EXERCISE DIRECTIONS:
Work out how many of the lines below contain the string "series", treating uppercase and lowercase letters as different. Reply with the number alone.
— START SUPPLIED INFORMATION —
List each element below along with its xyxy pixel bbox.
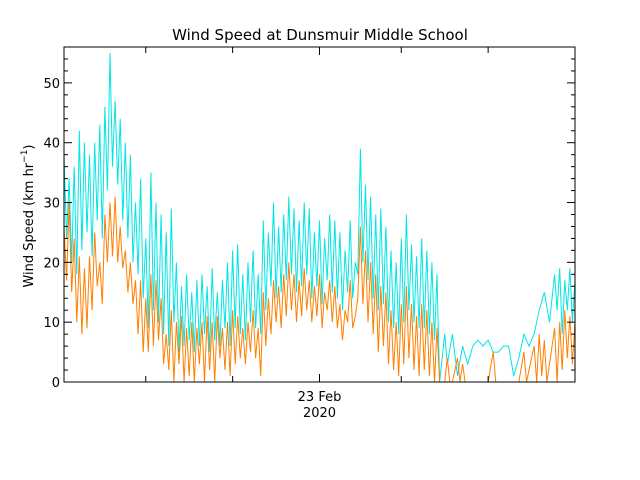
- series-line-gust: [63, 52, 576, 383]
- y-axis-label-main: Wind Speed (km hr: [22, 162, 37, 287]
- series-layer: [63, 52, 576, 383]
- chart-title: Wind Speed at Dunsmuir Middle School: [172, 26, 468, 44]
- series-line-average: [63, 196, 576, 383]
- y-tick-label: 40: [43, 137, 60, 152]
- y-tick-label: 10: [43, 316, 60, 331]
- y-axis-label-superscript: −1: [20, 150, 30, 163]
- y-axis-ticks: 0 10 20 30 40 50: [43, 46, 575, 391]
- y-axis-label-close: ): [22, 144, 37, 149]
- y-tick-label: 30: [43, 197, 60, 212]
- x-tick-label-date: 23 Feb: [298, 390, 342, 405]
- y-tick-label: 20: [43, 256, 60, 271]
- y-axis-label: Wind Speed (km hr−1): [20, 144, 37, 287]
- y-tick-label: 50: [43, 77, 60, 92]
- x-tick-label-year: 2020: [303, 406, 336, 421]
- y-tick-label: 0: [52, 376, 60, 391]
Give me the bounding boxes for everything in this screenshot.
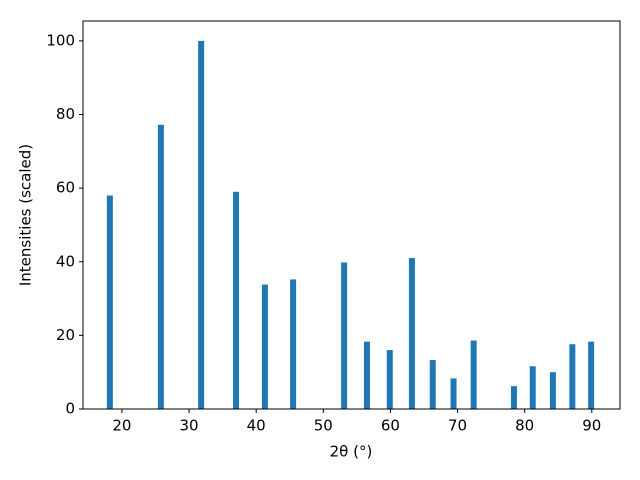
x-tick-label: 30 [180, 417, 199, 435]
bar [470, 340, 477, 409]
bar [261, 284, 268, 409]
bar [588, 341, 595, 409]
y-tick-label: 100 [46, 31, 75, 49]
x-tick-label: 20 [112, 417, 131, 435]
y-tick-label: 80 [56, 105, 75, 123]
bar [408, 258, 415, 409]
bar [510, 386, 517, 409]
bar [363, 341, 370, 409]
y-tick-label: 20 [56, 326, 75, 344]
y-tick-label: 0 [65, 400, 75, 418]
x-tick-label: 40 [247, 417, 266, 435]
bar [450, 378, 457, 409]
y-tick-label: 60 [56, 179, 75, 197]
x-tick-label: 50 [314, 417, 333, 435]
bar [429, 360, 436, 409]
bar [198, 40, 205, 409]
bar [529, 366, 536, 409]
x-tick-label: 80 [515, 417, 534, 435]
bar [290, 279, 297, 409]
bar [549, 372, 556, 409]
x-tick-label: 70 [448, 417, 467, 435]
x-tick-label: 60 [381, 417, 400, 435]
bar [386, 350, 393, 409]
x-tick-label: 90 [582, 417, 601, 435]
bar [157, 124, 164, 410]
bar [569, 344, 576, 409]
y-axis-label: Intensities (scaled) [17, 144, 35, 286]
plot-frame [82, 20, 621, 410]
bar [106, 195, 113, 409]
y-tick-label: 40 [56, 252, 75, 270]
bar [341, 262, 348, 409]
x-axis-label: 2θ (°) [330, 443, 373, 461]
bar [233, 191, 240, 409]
— END SUPPLIED INFORMATION —
RESPONSE:
3